Instructions for the task:
Extract all lines containing "Scripting".

Records supplied:

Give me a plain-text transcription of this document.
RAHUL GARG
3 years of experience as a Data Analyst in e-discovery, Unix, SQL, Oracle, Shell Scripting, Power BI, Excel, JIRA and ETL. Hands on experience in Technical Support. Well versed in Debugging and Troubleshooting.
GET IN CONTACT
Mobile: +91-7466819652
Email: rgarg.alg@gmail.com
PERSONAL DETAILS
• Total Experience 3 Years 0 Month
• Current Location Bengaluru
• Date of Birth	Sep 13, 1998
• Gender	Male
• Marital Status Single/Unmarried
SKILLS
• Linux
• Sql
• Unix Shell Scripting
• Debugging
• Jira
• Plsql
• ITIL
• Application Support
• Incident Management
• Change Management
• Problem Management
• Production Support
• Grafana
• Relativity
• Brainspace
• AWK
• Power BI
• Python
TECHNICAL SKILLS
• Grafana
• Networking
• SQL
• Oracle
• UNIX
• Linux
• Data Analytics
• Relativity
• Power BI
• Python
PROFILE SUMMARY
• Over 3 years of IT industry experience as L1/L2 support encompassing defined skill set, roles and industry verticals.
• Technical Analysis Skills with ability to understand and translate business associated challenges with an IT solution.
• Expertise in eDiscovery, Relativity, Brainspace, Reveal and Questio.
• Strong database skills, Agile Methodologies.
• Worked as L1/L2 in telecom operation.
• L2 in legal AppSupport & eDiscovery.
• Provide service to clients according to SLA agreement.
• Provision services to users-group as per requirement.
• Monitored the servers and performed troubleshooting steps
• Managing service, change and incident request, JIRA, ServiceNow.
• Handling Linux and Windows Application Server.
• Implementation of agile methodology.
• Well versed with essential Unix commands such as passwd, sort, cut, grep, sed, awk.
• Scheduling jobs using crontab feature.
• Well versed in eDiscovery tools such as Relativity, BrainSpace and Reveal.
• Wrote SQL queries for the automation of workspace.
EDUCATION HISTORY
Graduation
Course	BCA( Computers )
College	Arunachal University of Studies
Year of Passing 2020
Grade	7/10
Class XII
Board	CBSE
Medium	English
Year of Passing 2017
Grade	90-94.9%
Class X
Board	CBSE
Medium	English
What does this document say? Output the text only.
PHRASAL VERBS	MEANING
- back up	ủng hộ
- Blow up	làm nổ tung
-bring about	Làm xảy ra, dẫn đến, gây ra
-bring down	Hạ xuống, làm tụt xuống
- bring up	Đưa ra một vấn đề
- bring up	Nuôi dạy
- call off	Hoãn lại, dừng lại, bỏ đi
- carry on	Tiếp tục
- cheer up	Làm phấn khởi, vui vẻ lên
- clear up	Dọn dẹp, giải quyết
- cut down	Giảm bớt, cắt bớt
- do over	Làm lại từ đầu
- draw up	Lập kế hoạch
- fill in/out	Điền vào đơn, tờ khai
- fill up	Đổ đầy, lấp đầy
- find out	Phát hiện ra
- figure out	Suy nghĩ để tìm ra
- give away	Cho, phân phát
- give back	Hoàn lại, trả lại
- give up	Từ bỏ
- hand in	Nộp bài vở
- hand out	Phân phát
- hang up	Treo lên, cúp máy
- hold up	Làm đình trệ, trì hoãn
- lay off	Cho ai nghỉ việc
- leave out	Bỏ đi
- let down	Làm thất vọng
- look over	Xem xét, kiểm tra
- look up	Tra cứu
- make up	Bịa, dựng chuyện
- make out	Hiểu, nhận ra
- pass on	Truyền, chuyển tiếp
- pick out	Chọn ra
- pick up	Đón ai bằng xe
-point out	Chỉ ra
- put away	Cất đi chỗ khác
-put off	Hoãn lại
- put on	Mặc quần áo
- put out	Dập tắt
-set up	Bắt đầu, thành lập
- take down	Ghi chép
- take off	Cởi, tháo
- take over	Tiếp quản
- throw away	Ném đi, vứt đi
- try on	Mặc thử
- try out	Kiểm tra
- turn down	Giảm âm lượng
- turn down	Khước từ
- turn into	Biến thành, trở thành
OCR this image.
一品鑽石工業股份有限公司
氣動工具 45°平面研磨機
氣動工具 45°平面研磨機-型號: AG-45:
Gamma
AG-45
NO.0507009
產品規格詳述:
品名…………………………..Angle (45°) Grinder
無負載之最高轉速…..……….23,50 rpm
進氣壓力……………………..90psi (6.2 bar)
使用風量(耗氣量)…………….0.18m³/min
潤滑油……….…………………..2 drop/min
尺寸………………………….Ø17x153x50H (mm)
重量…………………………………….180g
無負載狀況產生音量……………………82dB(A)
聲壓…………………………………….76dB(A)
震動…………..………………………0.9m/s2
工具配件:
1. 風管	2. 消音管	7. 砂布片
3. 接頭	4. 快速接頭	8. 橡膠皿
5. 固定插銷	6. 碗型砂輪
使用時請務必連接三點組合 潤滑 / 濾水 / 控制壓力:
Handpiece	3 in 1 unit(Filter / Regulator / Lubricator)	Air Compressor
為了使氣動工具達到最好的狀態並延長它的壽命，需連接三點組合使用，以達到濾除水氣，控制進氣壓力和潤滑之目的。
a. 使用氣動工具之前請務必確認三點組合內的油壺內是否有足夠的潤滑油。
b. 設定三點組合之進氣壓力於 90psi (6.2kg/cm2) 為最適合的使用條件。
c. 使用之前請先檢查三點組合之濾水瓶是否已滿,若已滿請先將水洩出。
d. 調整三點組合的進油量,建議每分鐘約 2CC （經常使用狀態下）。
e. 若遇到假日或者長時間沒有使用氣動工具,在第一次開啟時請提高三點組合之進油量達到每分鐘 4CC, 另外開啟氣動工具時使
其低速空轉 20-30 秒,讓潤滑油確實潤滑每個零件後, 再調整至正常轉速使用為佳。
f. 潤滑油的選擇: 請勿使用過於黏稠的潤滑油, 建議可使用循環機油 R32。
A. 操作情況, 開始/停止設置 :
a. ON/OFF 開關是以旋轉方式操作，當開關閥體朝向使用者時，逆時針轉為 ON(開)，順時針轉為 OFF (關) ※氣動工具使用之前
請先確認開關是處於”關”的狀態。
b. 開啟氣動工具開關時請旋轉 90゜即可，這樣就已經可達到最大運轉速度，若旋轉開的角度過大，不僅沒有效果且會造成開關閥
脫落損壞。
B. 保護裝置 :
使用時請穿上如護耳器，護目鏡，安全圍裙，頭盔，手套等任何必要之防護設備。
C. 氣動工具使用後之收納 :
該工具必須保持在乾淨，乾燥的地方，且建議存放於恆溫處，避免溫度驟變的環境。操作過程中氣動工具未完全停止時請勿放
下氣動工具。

* * *

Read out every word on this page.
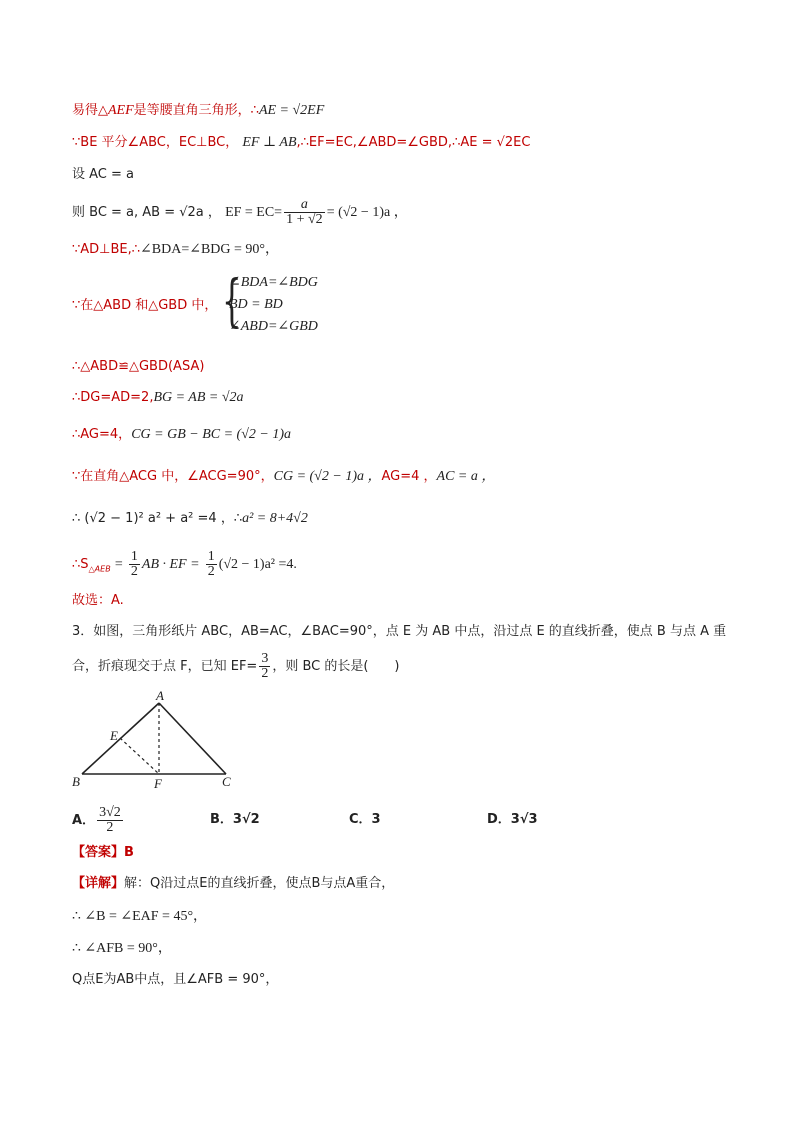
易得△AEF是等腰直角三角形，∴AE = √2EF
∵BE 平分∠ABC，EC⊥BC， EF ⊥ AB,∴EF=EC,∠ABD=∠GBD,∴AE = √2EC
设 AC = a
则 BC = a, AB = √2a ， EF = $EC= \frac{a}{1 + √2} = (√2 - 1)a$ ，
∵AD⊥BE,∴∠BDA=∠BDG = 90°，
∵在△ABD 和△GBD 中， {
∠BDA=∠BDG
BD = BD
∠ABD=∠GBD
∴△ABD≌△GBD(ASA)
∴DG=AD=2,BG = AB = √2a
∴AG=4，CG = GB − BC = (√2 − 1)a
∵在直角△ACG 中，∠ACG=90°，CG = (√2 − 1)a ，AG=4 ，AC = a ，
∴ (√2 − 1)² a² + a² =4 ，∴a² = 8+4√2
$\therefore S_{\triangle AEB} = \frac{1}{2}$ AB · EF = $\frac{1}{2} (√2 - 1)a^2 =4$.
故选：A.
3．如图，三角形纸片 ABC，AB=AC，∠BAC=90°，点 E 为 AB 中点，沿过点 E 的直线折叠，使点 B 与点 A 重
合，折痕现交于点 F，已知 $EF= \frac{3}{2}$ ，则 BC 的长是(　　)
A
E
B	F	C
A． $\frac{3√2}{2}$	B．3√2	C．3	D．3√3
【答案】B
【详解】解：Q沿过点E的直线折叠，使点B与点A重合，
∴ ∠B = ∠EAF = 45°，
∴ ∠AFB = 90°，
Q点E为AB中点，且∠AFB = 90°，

Exercise solution:
3 years of experience as a Data Analyst in e-discovery, Unix, SQL, Oracle, Shell Scripting, Power BI, Excel, JIRA and ETL. Hands on experience in Technical Support. Well versed in Debugging and Troubleshooting.
• Unix Shell Scripting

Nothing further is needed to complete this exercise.